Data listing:
↓↓↓

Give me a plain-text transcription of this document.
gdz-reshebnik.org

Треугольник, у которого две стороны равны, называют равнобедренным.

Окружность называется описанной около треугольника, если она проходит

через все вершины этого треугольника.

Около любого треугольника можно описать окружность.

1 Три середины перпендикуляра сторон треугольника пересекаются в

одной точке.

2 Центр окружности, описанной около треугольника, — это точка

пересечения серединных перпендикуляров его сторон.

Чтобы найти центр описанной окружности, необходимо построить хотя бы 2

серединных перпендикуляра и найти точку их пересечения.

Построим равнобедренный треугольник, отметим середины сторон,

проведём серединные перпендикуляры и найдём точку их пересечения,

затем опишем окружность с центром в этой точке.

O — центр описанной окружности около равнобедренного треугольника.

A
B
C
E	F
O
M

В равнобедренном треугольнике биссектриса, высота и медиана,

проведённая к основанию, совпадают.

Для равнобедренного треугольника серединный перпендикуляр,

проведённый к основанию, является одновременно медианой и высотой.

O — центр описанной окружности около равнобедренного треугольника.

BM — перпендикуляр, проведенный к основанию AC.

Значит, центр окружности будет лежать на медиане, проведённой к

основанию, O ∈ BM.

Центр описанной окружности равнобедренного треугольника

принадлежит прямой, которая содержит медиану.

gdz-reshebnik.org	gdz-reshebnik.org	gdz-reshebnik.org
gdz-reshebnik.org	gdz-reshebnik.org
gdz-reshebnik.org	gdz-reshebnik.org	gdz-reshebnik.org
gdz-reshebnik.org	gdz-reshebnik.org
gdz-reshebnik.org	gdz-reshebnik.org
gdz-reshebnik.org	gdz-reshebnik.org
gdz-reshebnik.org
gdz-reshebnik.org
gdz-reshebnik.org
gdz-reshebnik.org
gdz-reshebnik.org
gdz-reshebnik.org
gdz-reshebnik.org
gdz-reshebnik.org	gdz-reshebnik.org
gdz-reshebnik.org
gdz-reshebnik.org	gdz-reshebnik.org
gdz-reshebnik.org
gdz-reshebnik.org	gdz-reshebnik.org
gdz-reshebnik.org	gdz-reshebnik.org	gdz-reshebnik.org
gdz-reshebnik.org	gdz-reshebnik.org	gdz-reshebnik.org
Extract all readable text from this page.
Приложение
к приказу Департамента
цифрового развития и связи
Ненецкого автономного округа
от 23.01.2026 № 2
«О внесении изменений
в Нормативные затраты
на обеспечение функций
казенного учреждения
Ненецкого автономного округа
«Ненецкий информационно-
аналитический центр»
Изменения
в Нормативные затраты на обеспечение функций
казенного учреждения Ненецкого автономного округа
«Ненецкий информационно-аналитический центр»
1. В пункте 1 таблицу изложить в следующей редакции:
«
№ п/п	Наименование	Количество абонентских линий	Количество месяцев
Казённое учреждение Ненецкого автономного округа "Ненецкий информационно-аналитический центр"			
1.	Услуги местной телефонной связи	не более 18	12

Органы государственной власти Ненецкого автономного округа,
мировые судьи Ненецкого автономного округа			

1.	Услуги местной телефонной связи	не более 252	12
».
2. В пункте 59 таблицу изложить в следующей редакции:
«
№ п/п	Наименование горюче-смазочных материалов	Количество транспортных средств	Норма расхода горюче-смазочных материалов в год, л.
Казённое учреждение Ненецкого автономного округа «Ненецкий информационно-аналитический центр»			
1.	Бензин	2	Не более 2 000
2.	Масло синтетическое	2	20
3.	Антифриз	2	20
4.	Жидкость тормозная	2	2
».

↑↑↑

## GOAL
Give the count of lines holding the word "информационно", with no other words.

## OUTPUT OF THE TASK
4